» **WHAT THE TASK ASKS**
Copy the data exactly as it appears, and do not include any pictures.

# # # #

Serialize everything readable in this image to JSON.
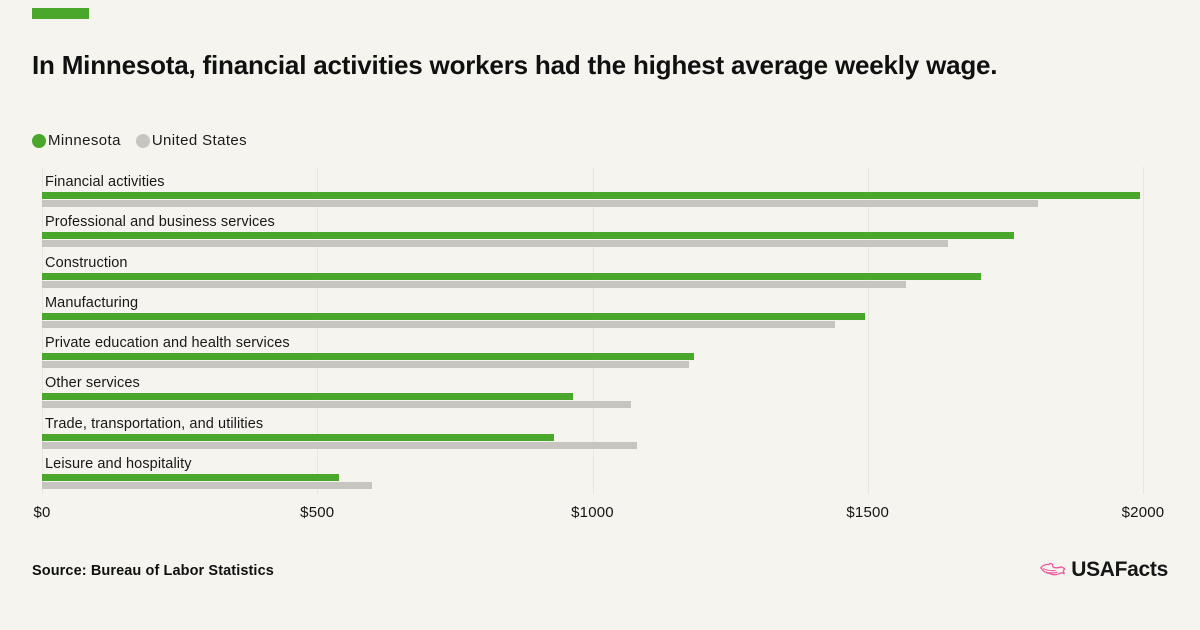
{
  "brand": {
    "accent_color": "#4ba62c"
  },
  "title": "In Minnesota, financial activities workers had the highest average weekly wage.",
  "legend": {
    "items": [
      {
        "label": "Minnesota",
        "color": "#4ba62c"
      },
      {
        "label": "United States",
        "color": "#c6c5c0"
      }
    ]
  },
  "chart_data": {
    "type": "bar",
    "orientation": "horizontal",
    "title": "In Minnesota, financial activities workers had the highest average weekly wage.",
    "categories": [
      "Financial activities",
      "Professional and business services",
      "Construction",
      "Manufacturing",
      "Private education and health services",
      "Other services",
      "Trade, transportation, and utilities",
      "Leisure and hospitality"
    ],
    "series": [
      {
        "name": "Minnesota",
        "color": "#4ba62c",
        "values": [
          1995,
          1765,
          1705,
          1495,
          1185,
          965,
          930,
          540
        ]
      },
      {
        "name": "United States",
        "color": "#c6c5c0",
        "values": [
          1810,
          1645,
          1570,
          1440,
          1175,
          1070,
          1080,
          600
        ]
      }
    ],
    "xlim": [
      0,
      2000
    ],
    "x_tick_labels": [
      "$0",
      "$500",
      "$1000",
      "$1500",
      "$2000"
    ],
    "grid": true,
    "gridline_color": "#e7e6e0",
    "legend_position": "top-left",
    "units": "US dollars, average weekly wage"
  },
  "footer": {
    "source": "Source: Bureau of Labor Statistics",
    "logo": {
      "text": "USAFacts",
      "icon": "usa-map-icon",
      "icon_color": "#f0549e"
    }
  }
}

# # # #

» **RESPONSE TO THE EXERCISE**
Serialize everything readable in this image to JSON.
{
  "brand": {
    "accent_color": "#4ba62c"
  },
  "title": "In Minnesota, financial activities workers had the highest average weekly wage.",
  "legend": {
    "items": [
      {
        "label": "Minnesota",
        "color": "#4ba62c"
      },
      {
        "label": "United States",
        "color": "#c6c5c0"
      }
    ]
  },
  "chart_data": {
    "type": "bar",
    "orientation": "horizontal",
    "title": "In Minnesota, financial activities workers had the highest average weekly wage.",
    "categories": [
      "Financial activities",
      "Professional and business services",
      "Construction",
      "Manufacturing",
      "Private education and health services",
      "Other services",
      "Trade, transportation, and utilities",
      "Leisure and hospitality"
    ],
    "series": [
      {
        "name": "Minnesota",
        "color": "#4ba62c",
        "values": [
          1995,
          1765,
          1705,
          1495,
          1185,
          965,
          930,
          540
        ]
      },
      {
        "name": "United States",
        "color": "#c6c5c0",
        "values": [
          1810,
          1645,
          1570,
          1440,
          1175,
          1070,
          1080,
          600
        ]
      }
    ],
    "xlim": [
      0,
      2000
    ],
    "x_tick_labels": [
      "$0",
      "$500",
      "$1000",
      "$1500",
      "$2000"
    ],
    "grid": true,
    "gridline_color": "#e7e6e0",
    "legend_position": "top-left",
    "units": "US dollars, average weekly wage"
  },
  "footer": {
    "source": "Source: Bureau of Labor Statistics",
    "logo": {
      "text": "USAFacts",
      "icon": "usa-map-icon",
      "icon_color": "#f0549e"
    }
  }
}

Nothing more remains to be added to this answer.